## BEGIN INPUT FOR THIS TASK

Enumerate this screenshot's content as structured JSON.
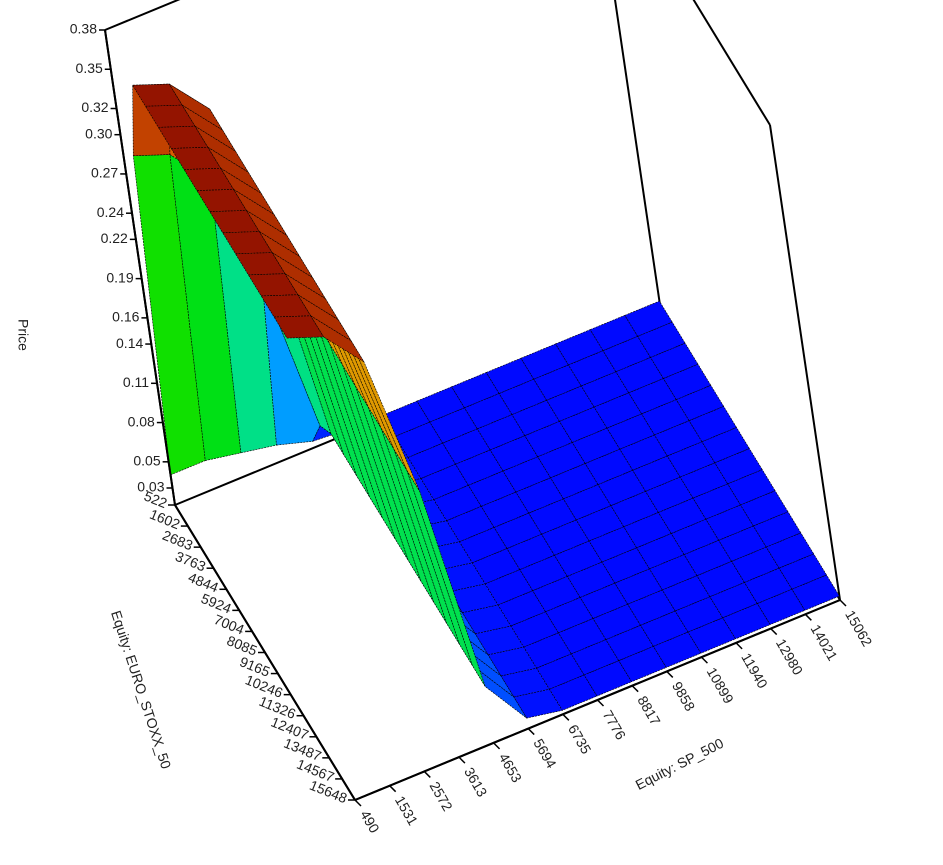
{
  "chart_data": {
    "type": "surface3d",
    "zlabel": "Price",
    "ylabel": "Equity: EURO_STOXX_50",
    "xlabel": "Equity: SP_500",
    "x": [
      490,
      1531,
      2572,
      3613,
      4653,
      5694,
      6735,
      7776,
      8817,
      9858,
      10899,
      11940,
      12980,
      14021,
      15062
    ],
    "y": [
      522,
      1602,
      2683,
      3763,
      4844,
      5924,
      7004,
      8085,
      9165,
      10246,
      11326,
      12407,
      13487,
      14567,
      15648
    ],
    "xlim": [
      490,
      15062
    ],
    "ylim": [
      522,
      15648
    ],
    "zlim": [
      0.017,
      0.38
    ],
    "xticks": [
      490,
      1531,
      2572,
      3613,
      4653,
      5694,
      6735,
      7776,
      8817,
      9858,
      10899,
      11940,
      12980,
      14021,
      15062
    ],
    "yticks": [
      522,
      1602,
      2683,
      3763,
      4844,
      5924,
      7004,
      8085,
      9165,
      10246,
      11326,
      12407,
      13487,
      14567,
      15648
    ],
    "zticks": [
      0.03,
      0.05,
      0.08,
      0.11,
      0.14,
      0.16,
      0.19,
      0.22,
      0.24,
      0.27,
      {
        "value": 0.3,
        "label": "0.30"
      },
      0.32,
      0.35,
      0.38
    ],
    "colormap": [
      "#0000ff",
      "#00e0ff",
      "#00e000",
      "#e0e000",
      "#e06000",
      "#800000"
    ],
    "z": [
      [
        0.04,
        0.04,
        0.035,
        0.03,
        0.022,
        0.02,
        0.02,
        0.02,
        0.02,
        0.02,
        0.02,
        0.02,
        0.02,
        0.02,
        0.02
      ],
      [
        0.3,
        0.29,
        0.26,
        0.17,
        0.05,
        0.023,
        0.02,
        0.02,
        0.02,
        0.02,
        0.02,
        0.02,
        0.02,
        0.02,
        0.02
      ],
      [
        0.37,
        0.36,
        0.33,
        0.22,
        0.06,
        0.025,
        0.02,
        0.02,
        0.02,
        0.02,
        0.02,
        0.02,
        0.02,
        0.02,
        0.02
      ],
      [
        0.37,
        0.36,
        0.33,
        0.22,
        0.06,
        0.025,
        0.02,
        0.02,
        0.02,
        0.02,
        0.02,
        0.02,
        0.02,
        0.02,
        0.02
      ],
      [
        0.37,
        0.36,
        0.33,
        0.22,
        0.06,
        0.025,
        0.02,
        0.02,
        0.02,
        0.02,
        0.02,
        0.02,
        0.02,
        0.02,
        0.02
      ],
      [
        0.37,
        0.36,
        0.33,
        0.22,
        0.06,
        0.025,
        0.02,
        0.02,
        0.02,
        0.02,
        0.02,
        0.02,
        0.02,
        0.02,
        0.02
      ],
      [
        0.37,
        0.36,
        0.33,
        0.22,
        0.06,
        0.025,
        0.02,
        0.02,
        0.02,
        0.02,
        0.02,
        0.02,
        0.02,
        0.02,
        0.02
      ],
      [
        0.37,
        0.36,
        0.33,
        0.22,
        0.06,
        0.025,
        0.02,
        0.02,
        0.02,
        0.02,
        0.02,
        0.02,
        0.02,
        0.02,
        0.02
      ],
      [
        0.37,
        0.36,
        0.33,
        0.22,
        0.06,
        0.025,
        0.02,
        0.02,
        0.02,
        0.02,
        0.02,
        0.02,
        0.02,
        0.02,
        0.02
      ],
      [
        0.37,
        0.36,
        0.33,
        0.22,
        0.06,
        0.025,
        0.02,
        0.02,
        0.02,
        0.02,
        0.02,
        0.02,
        0.02,
        0.02,
        0.02
      ],
      [
        0.37,
        0.36,
        0.33,
        0.22,
        0.06,
        0.025,
        0.02,
        0.02,
        0.02,
        0.02,
        0.02,
        0.02,
        0.02,
        0.02,
        0.02
      ],
      [
        0.37,
        0.36,
        0.33,
        0.22,
        0.06,
        0.025,
        0.02,
        0.02,
        0.02,
        0.02,
        0.02,
        0.02,
        0.02,
        0.02,
        0.02
      ],
      [
        0.37,
        0.36,
        0.33,
        0.22,
        0.06,
        0.025,
        0.02,
        0.02,
        0.02,
        0.02,
        0.02,
        0.02,
        0.02,
        0.02,
        0.02
      ],
      [
        0.37,
        0.36,
        0.33,
        0.22,
        0.06,
        0.025,
        0.02,
        0.02,
        0.02,
        0.02,
        0.02,
        0.02,
        0.02,
        0.02,
        0.02
      ],
      [
        0.37,
        0.36,
        0.33,
        0.22,
        0.06,
        0.025,
        0.02,
        0.02,
        0.02,
        0.02,
        0.02,
        0.02,
        0.02,
        0.02,
        0.02
      ]
    ]
  }
}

## END INPUT FOR THIS TASK

TASK REQUIREMENTS:
Only the number is required: the count of lines containing the word "Equity".

OUTPUT OF THE TASK:
2